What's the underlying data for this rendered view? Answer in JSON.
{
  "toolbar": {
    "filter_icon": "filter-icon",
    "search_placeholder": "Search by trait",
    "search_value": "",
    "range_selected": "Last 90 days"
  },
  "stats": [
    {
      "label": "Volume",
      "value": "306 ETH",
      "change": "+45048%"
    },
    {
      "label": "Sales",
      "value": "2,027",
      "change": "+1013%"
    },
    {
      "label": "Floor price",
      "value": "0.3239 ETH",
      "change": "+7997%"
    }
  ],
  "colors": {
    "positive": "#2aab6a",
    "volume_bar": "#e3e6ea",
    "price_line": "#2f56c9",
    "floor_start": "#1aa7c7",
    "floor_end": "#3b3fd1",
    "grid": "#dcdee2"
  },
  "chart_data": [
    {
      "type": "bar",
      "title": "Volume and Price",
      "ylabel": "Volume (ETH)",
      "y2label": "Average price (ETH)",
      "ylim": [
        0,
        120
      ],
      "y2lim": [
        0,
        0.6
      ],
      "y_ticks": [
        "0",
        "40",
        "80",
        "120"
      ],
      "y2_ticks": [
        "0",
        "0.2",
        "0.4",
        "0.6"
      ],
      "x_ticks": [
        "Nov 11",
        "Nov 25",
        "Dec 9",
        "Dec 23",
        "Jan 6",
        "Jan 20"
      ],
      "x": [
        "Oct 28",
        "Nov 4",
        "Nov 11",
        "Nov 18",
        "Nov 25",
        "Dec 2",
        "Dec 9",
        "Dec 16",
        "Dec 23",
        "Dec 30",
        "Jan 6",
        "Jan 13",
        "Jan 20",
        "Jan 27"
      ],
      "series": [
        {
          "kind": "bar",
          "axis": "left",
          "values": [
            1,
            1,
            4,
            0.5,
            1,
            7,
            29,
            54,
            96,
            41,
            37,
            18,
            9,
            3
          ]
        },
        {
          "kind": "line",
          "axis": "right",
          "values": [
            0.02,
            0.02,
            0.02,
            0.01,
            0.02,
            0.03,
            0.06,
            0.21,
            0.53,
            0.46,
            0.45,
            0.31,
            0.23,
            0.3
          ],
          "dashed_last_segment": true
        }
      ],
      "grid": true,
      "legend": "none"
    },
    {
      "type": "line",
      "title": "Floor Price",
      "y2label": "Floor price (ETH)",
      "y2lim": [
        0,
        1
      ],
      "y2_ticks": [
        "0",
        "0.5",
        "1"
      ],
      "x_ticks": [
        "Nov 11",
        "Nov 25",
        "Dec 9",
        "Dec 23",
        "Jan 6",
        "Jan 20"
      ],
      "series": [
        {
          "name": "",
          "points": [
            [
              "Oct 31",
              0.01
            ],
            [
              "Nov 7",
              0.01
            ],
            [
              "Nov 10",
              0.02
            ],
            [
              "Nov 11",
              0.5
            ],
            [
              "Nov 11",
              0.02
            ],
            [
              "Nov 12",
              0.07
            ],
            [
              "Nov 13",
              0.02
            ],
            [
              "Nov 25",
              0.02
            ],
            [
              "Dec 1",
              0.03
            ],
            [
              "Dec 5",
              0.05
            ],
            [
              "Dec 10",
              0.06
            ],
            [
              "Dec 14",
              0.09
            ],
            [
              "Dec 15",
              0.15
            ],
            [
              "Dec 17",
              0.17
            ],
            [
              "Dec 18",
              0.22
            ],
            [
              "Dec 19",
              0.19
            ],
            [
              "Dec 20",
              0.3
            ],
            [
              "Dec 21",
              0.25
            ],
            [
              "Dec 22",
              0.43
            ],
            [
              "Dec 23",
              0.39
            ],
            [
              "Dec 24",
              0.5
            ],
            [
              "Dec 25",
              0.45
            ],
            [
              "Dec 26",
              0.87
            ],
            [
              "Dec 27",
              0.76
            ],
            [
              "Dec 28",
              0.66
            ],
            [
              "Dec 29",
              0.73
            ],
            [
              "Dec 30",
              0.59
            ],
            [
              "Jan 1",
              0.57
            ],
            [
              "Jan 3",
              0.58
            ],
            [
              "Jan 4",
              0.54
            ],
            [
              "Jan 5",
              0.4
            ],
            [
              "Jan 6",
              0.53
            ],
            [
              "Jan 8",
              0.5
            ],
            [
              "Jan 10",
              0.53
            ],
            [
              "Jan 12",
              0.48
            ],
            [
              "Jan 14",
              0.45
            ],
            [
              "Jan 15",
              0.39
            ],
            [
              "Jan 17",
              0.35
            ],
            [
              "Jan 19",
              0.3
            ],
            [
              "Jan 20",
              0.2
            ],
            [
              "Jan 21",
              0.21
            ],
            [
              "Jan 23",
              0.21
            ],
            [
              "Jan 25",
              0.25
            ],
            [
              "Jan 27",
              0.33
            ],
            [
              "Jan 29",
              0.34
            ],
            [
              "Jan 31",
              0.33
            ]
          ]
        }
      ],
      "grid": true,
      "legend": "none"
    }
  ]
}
--- --- ---
__WHAT IS BEING ASKED__
Go through the records above and retype each one exactly.

__SOLUTION__
What's the underlying data for this rendered view? Answer in JSON.
{
  "toolbar": {
    "filter_icon": "filter-icon",
    "search_placeholder": "Search by trait",
    "search_value": "",
    "range_selected": "Last 90 days"
  },
  "stats": [
    {
      "label": "Volume",
      "value": "306 ETH",
      "change": "+45048%"
    },
    {
      "label": "Sales",
      "value": "2,027",
      "change": "+1013%"
    },
    {
      "label": "Floor price",
      "value": "0.3239 ETH",
      "change": "+7997%"
    }
  ],
  "colors": {
    "positive": "#2aab6a",
    "volume_bar": "#e3e6ea",
    "price_line": "#2f56c9",
    "floor_start": "#1aa7c7",
    "floor_end": "#3b3fd1",
    "grid": "#dcdee2"
  },
  "chart_data": [
    {
      "type": "bar",
      "title": "Volume and Price",
      "ylabel": "Volume (ETH)",
      "y2label": "Average price (ETH)",
      "ylim": [
        0,
        120
      ],
      "y2lim": [
        0,
        0.6
      ],
      "y_ticks": [
        "0",
        "40",
        "80",
        "120"
      ],
      "y2_ticks": [
        "0",
        "0.2",
        "0.4",
        "0.6"
      ],
      "x_ticks": [
        "Nov 11",
        "Nov 25",
        "Dec 9",
        "Dec 23",
        "Jan 6",
        "Jan 20"
      ],
      "x": [
        "Oct 28",
        "Nov 4",
        "Nov 11",
        "Nov 18",
        "Nov 25",
        "Dec 2",
        "Dec 9",
        "Dec 16",
        "Dec 23",
        "Dec 30",
        "Jan 6",
        "Jan 13",
        "Jan 20",
        "Jan 27"
      ],
      "series": [
        {
          "kind": "bar",
          "axis": "left",
          "values": [
            1,
            1,
            4,
            0.5,
            1,
            7,
            29,
            54,
            96,
            41,
            37,
            18,
            9,
            3
          ]
        },
        {
          "kind": "line",
          "axis": "right",
          "values": [
            0.02,
            0.02,
            0.02,
            0.01,
            0.02,
            0.03,
            0.06,
            0.21,
            0.53,
            0.46,
            0.45,
            0.31,
            0.23,
            0.3
          ],
          "dashed_last_segment": true
        }
      ],
      "grid": true,
      "legend": "none"
    },
    {
      "type": "line",
      "title": "Floor Price",
      "y2label": "Floor price (ETH)",
      "y2lim": [
        0,
        1
      ],
      "y2_ticks": [
        "0",
        "0.5",
        "1"
      ],
      "x_ticks": [
        "Nov 11",
        "Nov 25",
        "Dec 9",
        "Dec 23",
        "Jan 6",
        "Jan 20"
      ],
      "series": [
        {
          "name": "",
          "points": [
            [
              "Oct 31",
              0.01
            ],
            [
              "Nov 7",
              0.01
            ],
            [
              "Nov 10",
              0.02
            ],
            [
              "Nov 11",
              0.5
            ],
            [
              "Nov 11",
              0.02
            ],
            [
              "Nov 12",
              0.07
            ],
            [
              "Nov 13",
              0.02
            ],
            [
              "Nov 25",
              0.02
            ],
            [
              "Dec 1",
              0.03
            ],
            [
              "Dec 5",
              0.05
            ],
            [
              "Dec 10",
              0.06
            ],
            [
              "Dec 14",
              0.09
            ],
            [
              "Dec 15",
              0.15
            ],
            [
              "Dec 17",
              0.17
            ],
            [
              "Dec 18",
              0.22
            ],
            [
              "Dec 19",
              0.19
            ],
            [
              "Dec 20",
              0.3
            ],
            [
              "Dec 21",
              0.25
            ],
            [
              "Dec 22",
              0.43
            ],
            [
              "Dec 23",
              0.39
            ],
            [
              "Dec 24",
              0.5
            ],
            [
              "Dec 25",
              0.45
            ],
            [
              "Dec 26",
              0.87
            ],
            [
              "Dec 27",
              0.76
            ],
            [
              "Dec 28",
              0.66
            ],
            [
              "Dec 29",
              0.73
            ],
            [
              "Dec 30",
              0.59
            ],
            [
              "Jan 1",
              0.57
            ],
            [
              "Jan 3",
              0.58
            ],
            [
              "Jan 4",
              0.54
            ],
            [
              "Jan 5",
              0.4
            ],
            [
              "Jan 6",
              0.53
            ],
            [
              "Jan 8",
              0.5
            ],
            [
              "Jan 10",
              0.53
            ],
            [
              "Jan 12",
              0.48
            ],
            [
              "Jan 14",
              0.45
            ],
            [
              "Jan 15",
              0.39
            ],
            [
              "Jan 17",
              0.35
            ],
            [
              "Jan 19",
              0.3
            ],
            [
              "Jan 20",
              0.2
            ],
            [
              "Jan 21",
              0.21
            ],
            [
              "Jan 23",
              0.21
            ],
            [
              "Jan 25",
              0.25
            ],
            [
              "Jan 27",
              0.33
            ],
            [
              "Jan 29",
              0.34
            ],
            [
              "Jan 31",
              0.33
            ]
          ]
        }
      ],
      "grid": true,
      "legend": "none"
    }
  ]
}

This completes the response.